| Direction |
In the listing below, find every line containing "zoom" and copy it out.

[Data items]
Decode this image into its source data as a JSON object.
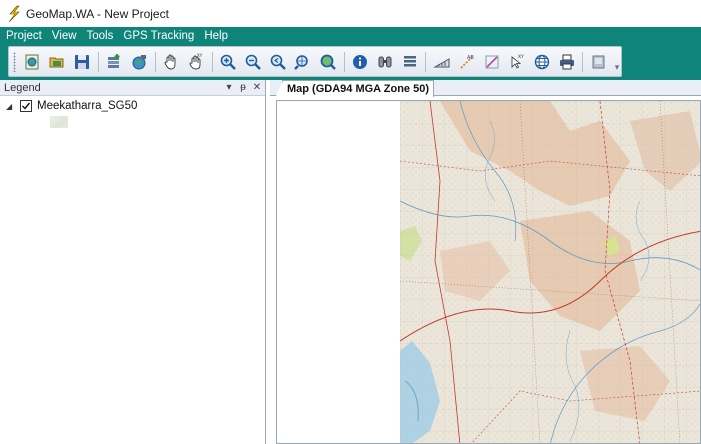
{
  "window": {
    "title": "GeoMap.WA - New Project"
  },
  "menu": {
    "items": [
      "Project",
      "View",
      "Tools",
      "GPS Tracking",
      "Help"
    ]
  },
  "toolbar": {
    "buttons": [
      "new-project-icon",
      "open-project-icon",
      "save-project-icon",
      "add-layer-icon",
      "add-gps-layer-icon",
      "pan-icon",
      "xy-pan-icon",
      "zoom-in-icon",
      "zoom-out-icon",
      "zoom-previous-icon",
      "zoom-extent-icon",
      "zoom-layer-icon",
      "info-icon",
      "find-icon",
      "layer-list-icon",
      "measure-icon",
      "ab-measure-icon",
      "draw-line-icon",
      "xy-point-icon",
      "globe-icon",
      "print-icon",
      "export-icon"
    ]
  },
  "legend": {
    "title": "Legend",
    "pin_glyph": "▾ ᵽ ✕",
    "layers": [
      {
        "name": "Meekatharra_SG50",
        "checked": true,
        "expanded": true
      }
    ]
  },
  "map": {
    "tab_label": "Map (GDA94 MGA Zone 50)"
  },
  "colors": {
    "menu_bg": "#0e8578",
    "map_base": "#e9e3d5",
    "map_highland": "#e7c6aa",
    "map_water": "#9cc8de",
    "map_roads": "#c23b2b"
  }
}
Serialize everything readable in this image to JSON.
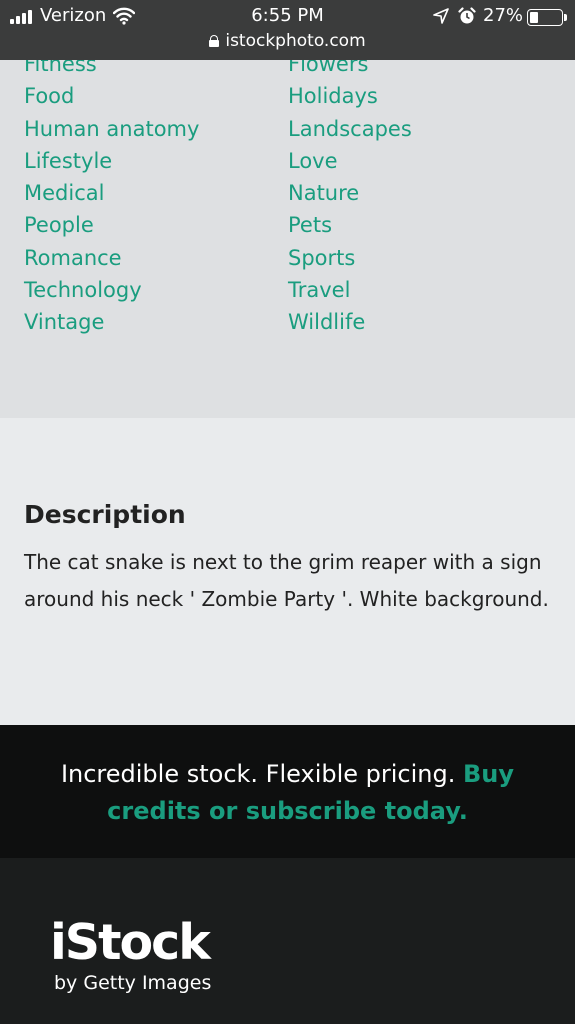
{
  "status_bar": {
    "carrier": "Verizon",
    "time": "6:55 PM",
    "battery_percent": "27%",
    "battery_level": 0.27,
    "url": "istockphoto.com",
    "icons": [
      "signal-icon",
      "wifi-icon",
      "location-icon",
      "alarm-icon",
      "battery-icon",
      "lock-icon"
    ]
  },
  "categories": {
    "left": [
      "Fitness",
      "Food",
      "Human anatomy",
      "Lifestyle",
      "Medical",
      "People",
      "Romance",
      "Technology",
      "Vintage"
    ],
    "right": [
      "Flowers",
      "Holidays",
      "Landscapes",
      "Love",
      "Nature",
      "Pets",
      "Sports",
      "Travel",
      "Wildlife"
    ]
  },
  "description": {
    "heading": "Description",
    "text": "The cat snake is next to the grim reaper with a sign around his neck ' Zombie Party '. White background."
  },
  "promo": {
    "text": "Incredible stock. Flexible pricing.",
    "link": "Buy credits or subscribe today."
  },
  "footer": {
    "logo": "iStock",
    "tagline": "by Getty Images"
  },
  "colors": {
    "accent": "#1a9d7f",
    "status_bar": "#3b3c3c",
    "categories_bg": "#dee0e2",
    "description_bg": "#e9ebed",
    "promo_bg": "#0e0f0f",
    "footer_bg": "#1b1d1d"
  }
}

| Exercise answer |
      "zoom-in-icon",
      "zoom-out-icon",
      "zoom-previous-icon",
      "zoom-extent-icon",
      "zoom-layer-icon",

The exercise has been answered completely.